STATED PROBLEM:
Each line that contains the word "нужной" counts once; give the total for the records below and nothing else.

DATA FOR PROCESSING:

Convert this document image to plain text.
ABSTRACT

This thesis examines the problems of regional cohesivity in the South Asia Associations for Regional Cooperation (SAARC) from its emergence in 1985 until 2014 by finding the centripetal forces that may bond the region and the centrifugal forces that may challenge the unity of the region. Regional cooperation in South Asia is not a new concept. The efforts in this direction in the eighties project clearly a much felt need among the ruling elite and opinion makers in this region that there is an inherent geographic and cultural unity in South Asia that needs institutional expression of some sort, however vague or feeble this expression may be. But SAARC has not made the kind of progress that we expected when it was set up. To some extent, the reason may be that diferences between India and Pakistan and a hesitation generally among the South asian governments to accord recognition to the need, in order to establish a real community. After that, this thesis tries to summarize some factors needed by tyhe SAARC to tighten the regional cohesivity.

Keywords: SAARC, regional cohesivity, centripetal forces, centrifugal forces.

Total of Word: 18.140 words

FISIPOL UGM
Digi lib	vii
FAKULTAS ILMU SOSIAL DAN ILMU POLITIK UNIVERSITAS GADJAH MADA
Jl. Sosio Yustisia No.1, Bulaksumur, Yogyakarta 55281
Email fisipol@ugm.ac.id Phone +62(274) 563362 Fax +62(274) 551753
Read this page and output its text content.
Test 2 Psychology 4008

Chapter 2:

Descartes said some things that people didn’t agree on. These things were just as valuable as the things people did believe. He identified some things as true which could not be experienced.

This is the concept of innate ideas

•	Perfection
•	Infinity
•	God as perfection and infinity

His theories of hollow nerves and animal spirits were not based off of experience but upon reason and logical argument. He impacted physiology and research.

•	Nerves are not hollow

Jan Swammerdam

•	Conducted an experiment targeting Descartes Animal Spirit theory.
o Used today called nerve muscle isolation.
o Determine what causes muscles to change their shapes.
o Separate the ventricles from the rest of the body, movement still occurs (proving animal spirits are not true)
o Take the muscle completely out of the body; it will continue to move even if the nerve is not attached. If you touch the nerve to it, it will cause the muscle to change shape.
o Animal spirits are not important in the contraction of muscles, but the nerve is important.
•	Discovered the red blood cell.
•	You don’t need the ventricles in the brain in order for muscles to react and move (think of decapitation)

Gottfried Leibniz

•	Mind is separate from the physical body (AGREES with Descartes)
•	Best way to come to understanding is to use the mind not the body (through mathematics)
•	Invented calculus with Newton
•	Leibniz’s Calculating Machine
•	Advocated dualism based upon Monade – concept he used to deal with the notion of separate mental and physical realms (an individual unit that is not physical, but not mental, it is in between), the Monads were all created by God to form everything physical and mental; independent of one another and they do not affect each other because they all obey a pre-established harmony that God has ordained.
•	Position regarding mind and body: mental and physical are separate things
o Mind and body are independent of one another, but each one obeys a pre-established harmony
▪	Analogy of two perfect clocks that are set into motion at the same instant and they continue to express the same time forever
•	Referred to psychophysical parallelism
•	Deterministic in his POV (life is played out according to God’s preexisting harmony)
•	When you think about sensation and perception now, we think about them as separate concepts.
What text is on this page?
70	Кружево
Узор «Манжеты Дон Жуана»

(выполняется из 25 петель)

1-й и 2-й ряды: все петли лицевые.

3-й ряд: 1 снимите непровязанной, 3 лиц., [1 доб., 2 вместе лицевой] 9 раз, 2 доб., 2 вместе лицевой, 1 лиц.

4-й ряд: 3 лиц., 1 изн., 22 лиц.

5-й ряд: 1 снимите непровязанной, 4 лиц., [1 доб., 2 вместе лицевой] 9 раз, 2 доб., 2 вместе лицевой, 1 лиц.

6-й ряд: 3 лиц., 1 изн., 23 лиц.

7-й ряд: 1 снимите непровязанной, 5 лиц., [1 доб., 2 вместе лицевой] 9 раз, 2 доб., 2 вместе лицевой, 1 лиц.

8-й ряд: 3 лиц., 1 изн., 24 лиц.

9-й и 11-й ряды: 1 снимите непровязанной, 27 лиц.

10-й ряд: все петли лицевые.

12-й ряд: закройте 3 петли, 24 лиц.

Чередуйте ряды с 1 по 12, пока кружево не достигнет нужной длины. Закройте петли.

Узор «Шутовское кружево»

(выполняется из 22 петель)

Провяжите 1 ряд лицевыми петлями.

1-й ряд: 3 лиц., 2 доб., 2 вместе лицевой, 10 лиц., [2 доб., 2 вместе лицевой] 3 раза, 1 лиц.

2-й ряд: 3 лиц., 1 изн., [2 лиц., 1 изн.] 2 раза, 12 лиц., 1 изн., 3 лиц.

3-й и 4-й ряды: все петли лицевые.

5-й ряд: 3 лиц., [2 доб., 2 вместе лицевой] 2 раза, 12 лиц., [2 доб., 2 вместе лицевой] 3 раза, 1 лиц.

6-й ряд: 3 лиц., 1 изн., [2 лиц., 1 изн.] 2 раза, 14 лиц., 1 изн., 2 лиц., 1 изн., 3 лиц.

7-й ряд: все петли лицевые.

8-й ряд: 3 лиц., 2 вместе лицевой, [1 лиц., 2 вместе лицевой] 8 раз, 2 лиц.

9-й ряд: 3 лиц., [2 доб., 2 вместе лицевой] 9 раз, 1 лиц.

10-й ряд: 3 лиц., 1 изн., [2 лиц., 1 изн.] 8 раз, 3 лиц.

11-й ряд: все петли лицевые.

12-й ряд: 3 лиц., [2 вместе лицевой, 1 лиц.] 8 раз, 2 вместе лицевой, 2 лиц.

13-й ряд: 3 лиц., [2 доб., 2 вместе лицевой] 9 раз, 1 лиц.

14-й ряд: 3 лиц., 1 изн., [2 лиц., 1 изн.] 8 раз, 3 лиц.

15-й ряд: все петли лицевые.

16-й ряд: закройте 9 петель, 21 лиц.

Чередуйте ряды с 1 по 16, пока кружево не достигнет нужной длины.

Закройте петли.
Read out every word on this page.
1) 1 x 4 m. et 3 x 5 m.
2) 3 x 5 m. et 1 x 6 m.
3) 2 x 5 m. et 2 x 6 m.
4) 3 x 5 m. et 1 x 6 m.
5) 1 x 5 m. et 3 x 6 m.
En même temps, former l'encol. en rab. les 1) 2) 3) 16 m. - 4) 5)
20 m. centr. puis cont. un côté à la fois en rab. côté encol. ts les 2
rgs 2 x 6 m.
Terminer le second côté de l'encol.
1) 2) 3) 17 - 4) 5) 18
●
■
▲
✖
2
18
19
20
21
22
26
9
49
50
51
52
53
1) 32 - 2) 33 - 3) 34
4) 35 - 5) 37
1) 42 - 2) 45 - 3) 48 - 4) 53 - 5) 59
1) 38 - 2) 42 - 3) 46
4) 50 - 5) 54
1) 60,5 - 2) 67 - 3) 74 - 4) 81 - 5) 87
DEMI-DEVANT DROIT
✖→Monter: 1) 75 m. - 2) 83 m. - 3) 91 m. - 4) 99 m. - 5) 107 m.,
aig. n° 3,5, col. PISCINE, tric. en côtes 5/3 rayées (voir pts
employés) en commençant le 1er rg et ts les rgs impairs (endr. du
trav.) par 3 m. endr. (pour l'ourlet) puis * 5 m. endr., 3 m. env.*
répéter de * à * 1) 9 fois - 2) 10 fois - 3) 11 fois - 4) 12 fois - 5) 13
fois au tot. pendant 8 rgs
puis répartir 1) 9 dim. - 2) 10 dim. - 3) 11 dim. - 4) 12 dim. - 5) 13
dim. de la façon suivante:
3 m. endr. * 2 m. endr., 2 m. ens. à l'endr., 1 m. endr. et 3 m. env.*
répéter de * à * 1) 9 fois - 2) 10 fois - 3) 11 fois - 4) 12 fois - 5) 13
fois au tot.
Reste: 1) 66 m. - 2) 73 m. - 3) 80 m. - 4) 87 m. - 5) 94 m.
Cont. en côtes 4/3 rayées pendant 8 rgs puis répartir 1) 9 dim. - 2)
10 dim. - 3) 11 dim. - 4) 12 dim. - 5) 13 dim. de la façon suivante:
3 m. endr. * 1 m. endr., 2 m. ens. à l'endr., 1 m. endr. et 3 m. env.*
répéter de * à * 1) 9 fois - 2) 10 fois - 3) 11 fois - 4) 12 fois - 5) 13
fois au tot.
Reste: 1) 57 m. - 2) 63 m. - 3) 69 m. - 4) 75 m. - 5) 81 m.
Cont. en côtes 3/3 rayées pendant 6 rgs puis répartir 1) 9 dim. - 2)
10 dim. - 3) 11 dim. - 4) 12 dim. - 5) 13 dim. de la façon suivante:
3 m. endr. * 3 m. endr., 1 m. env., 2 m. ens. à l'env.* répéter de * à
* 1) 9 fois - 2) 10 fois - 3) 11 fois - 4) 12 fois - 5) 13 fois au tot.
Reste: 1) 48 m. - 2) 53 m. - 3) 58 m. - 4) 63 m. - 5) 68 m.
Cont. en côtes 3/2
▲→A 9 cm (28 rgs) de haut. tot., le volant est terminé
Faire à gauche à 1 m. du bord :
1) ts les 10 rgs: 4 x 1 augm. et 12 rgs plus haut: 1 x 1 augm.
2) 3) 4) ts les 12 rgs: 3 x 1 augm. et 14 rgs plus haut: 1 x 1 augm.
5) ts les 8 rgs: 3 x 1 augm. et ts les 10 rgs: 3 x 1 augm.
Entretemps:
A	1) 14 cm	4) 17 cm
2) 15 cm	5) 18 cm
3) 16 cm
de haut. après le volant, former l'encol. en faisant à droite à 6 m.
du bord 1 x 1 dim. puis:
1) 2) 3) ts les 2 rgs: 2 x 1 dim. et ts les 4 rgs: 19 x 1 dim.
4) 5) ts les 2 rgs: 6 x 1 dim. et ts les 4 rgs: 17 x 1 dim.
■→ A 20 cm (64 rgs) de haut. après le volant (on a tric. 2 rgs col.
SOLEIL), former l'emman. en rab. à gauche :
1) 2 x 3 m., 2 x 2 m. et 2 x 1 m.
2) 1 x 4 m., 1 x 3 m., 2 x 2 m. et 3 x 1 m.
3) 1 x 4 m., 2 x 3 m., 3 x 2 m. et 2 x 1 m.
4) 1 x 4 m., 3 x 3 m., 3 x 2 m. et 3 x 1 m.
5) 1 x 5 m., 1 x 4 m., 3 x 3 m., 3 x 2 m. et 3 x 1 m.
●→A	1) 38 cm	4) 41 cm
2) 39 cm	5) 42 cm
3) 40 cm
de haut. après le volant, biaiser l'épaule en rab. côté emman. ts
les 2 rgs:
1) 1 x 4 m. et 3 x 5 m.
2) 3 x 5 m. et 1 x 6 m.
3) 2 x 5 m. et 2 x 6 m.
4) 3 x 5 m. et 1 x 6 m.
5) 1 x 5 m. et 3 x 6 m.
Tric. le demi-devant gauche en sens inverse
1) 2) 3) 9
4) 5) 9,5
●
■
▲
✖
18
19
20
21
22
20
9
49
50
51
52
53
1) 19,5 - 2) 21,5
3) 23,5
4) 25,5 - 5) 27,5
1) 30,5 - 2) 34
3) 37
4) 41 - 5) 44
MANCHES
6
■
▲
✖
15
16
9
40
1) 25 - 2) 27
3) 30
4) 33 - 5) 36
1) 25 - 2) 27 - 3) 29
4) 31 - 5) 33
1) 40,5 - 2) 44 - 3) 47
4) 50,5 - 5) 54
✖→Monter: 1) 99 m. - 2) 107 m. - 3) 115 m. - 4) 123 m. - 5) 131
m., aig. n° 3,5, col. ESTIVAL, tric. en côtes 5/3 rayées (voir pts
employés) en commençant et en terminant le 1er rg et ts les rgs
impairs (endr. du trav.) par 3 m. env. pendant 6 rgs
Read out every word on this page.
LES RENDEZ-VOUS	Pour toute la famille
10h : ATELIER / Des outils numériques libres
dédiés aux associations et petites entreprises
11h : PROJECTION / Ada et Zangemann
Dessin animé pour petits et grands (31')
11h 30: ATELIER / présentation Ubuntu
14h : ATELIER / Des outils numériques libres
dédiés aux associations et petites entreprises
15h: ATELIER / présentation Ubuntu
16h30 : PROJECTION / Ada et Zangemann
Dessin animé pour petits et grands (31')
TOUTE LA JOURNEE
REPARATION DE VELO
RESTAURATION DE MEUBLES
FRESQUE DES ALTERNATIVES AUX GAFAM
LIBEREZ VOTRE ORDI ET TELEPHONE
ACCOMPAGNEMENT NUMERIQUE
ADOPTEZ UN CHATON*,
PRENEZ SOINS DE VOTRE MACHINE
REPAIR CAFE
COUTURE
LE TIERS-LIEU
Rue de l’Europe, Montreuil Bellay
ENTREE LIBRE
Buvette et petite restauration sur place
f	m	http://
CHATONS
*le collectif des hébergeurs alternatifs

RESULT FOR THIS EXERCISE:
2